→ Problem details:
Give back the records below exactly, every one, with no pictures.

→ Recorded information:
########################################
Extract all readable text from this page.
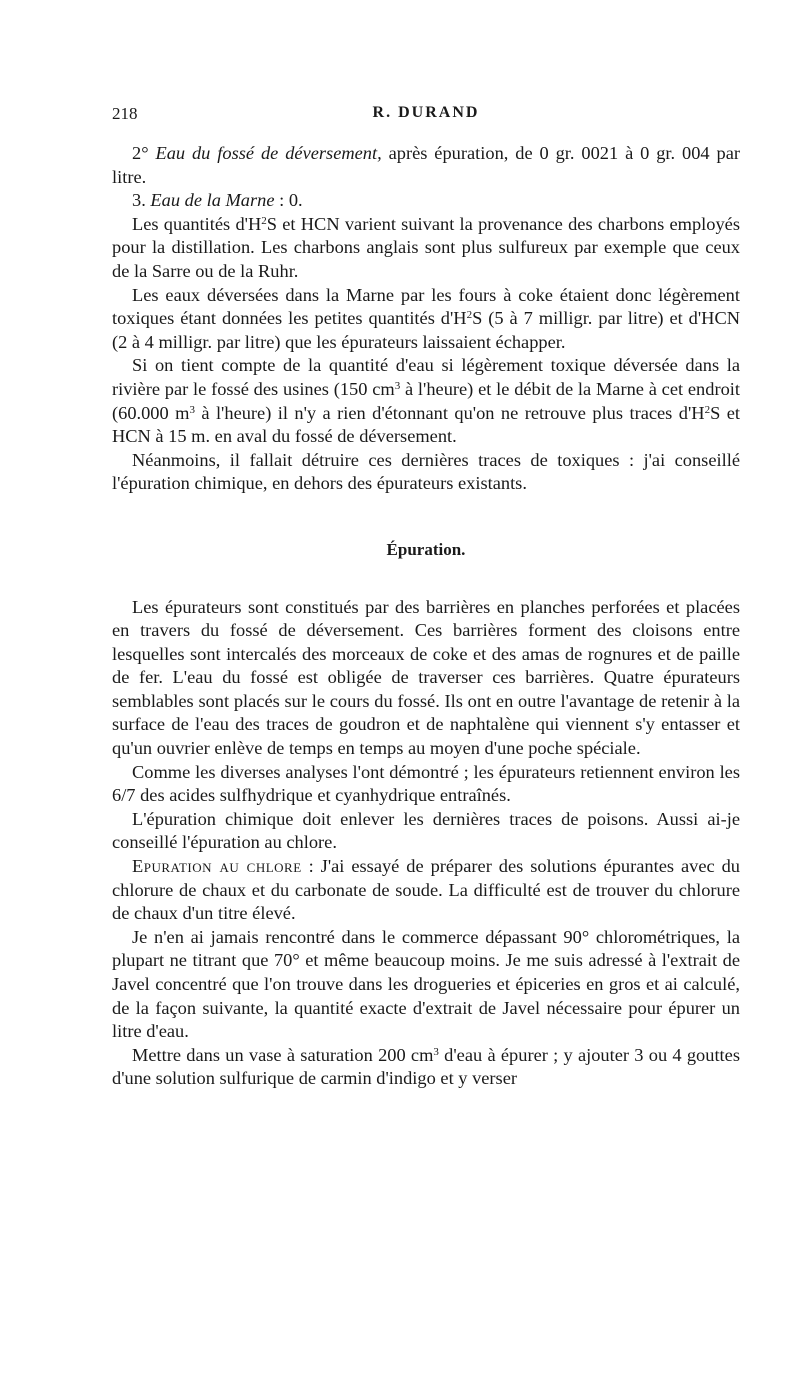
218	R. DURAND

2° Eau du fossé de déversement, après épuration, de 0 gr. 0021 à 0 gr. 004 par litre.

3. Eau de la Marne : 0.

Les quantités $d'H^2S$ et HCN varient suivant la provenance des charbons employés pour la distillation. Les charbons anglais sont plus sulfureux par exemple que ceux de la Sarre ou de la Ruhr.

Les eaux déversées dans la Marne par les fours à coke étaient donc légèrement toxiques étant données les petites quantités $d'H^2S$ (5 à 7 milligr. par litre) et d'HCN (2 à 4 milligr. par litre) que les épurateurs laissaient échapper.

Si on tient compte de la quantité d'eau si légèrement toxique déversée dans la rivière par le fossé des usines (150 $cm^3$ à l'heure) et le débit de la Marne à cet endroit (60.000 $m^3$ à l'heure) il n'y a rien d'étonnant qu'on ne retrouve plus traces $d'H^2S$ et HCN à 15 m. en aval du fossé de déversement.

Néanmoins, il fallait détruire ces dernières traces de toxiques : j'ai conseillé l'épuration chimique, en dehors des épurateurs existants.

Épuration.

Les épurateurs sont constitués par des barrières en planches perforées et placées en travers du fossé de déversement. Ces barrières forment des cloisons entre lesquelles sont intercalés des morceaux de coke et des amas de rognures et de paille de fer. L'eau du fossé est obligée de traverser ces barrières. Quatre épurateurs semblables sont placés sur le cours du fossé. Ils ont en outre l'avantage de retenir à la surface de l'eau des traces de goudron et de naphtalène qui viennent s'y entasser et qu'un ouvrier enlève de temps en temps au moyen d'une poche spéciale.

Comme les diverses analyses l'ont démontré ; les épurateurs retiennent environ les 6/7 des acides sulfhydrique et cyanhydrique entraînés.

L'épuration chimique doit enlever les dernières traces de poisons. Aussi ai-je conseillé l'épuration au chlore.

Epuration au chlore : J'ai essayé de préparer des solutions épurantes avec du chlorure de chaux et du carbonate de soude. La difficulté est de trouver du chlorure de chaux d'un titre élevé.

Je n'en ai jamais rencontré dans le commerce dépassant 90° chlorométriques, la plupart ne titrant que 70° et même beaucoup moins. Je me suis adressé à l'extrait de Javel concentré que l'on trouve dans les drogueries et épiceries en gros et ai calculé, de la façon suivante, la quantité exacte d'extrait de Javel nécessaire pour épurer un litre d'eau.

Mettre dans un vase à saturation 200 $cm^3$ d'eau à épurer ; y ajouter 3 ou 4 gouttes d'une solution sulfurique de carmin d'indigo et y verser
########################################
→ The solution:
Extract all readable text from this page.
218	R. DURAND

2° Eau du fossé de déversement, après épuration, de 0 gr. 0021 à 0 gr. 004 par litre.

3. Eau de la Marne : 0.

Les quantités $d'H^2S$ et HCN varient suivant la provenance des charbons employés pour la distillation. Les charbons anglais sont plus sulfureux par exemple que ceux de la Sarre ou de la Ruhr.

Les eaux déversées dans la Marne par les fours à coke étaient donc légèrement toxiques étant données les petites quantités $d'H^2S$ (5 à 7 milligr. par litre) et d'HCN (2 à 4 milligr. par litre) que les épurateurs laissaient échapper.

Si on tient compte de la quantité d'eau si légèrement toxique déversée dans la rivière par le fossé des usines (150 $cm^3$ à l'heure) et le débit de la Marne à cet endroit (60.000 $m^3$ à l'heure) il n'y a rien d'étonnant qu'on ne retrouve plus traces $d'H^2S$ et HCN à 15 m. en aval du fossé de déversement.

Néanmoins, il fallait détruire ces dernières traces de toxiques : j'ai conseillé l'épuration chimique, en dehors des épurateurs existants.

Épuration.

Les épurateurs sont constitués par des barrières en planches perforées et placées en travers du fossé de déversement. Ces barrières forment des cloisons entre lesquelles sont intercalés des morceaux de coke et des amas de rognures et de paille de fer. L'eau du fossé est obligée de traverser ces barrières. Quatre épurateurs semblables sont placés sur le cours du fossé. Ils ont en outre l'avantage de retenir à la surface de l'eau des traces de goudron et de naphtalène qui viennent s'y entasser et qu'un ouvrier enlève de temps en temps au moyen d'une poche spéciale.

Comme les diverses analyses l'ont démontré ; les épurateurs retiennent environ les 6/7 des acides sulfhydrique et cyanhydrique entraînés.

L'épuration chimique doit enlever les dernières traces de poisons. Aussi ai-je conseillé l'épuration au chlore.

Epuration au chlore : J'ai essayé de préparer des solutions épurantes avec du chlorure de chaux et du carbonate de soude. La difficulté est de trouver du chlorure de chaux d'un titre élevé.

Je n'en ai jamais rencontré dans le commerce dépassant 90° chlorométriques, la plupart ne titrant que 70° et même beaucoup moins. Je me suis adressé à l'extrait de Javel concentré que l'on trouve dans les drogueries et épiceries en gros et ai calculé, de la façon suivante, la quantité exacte d'extrait de Javel nécessaire pour épurer un litre d'eau.

Mettre dans un vase à saturation 200 $cm^3$ d'eau à épurer ; y ajouter 3 ou 4 gouttes d'une solution sulfurique de carmin d'indigo et y verser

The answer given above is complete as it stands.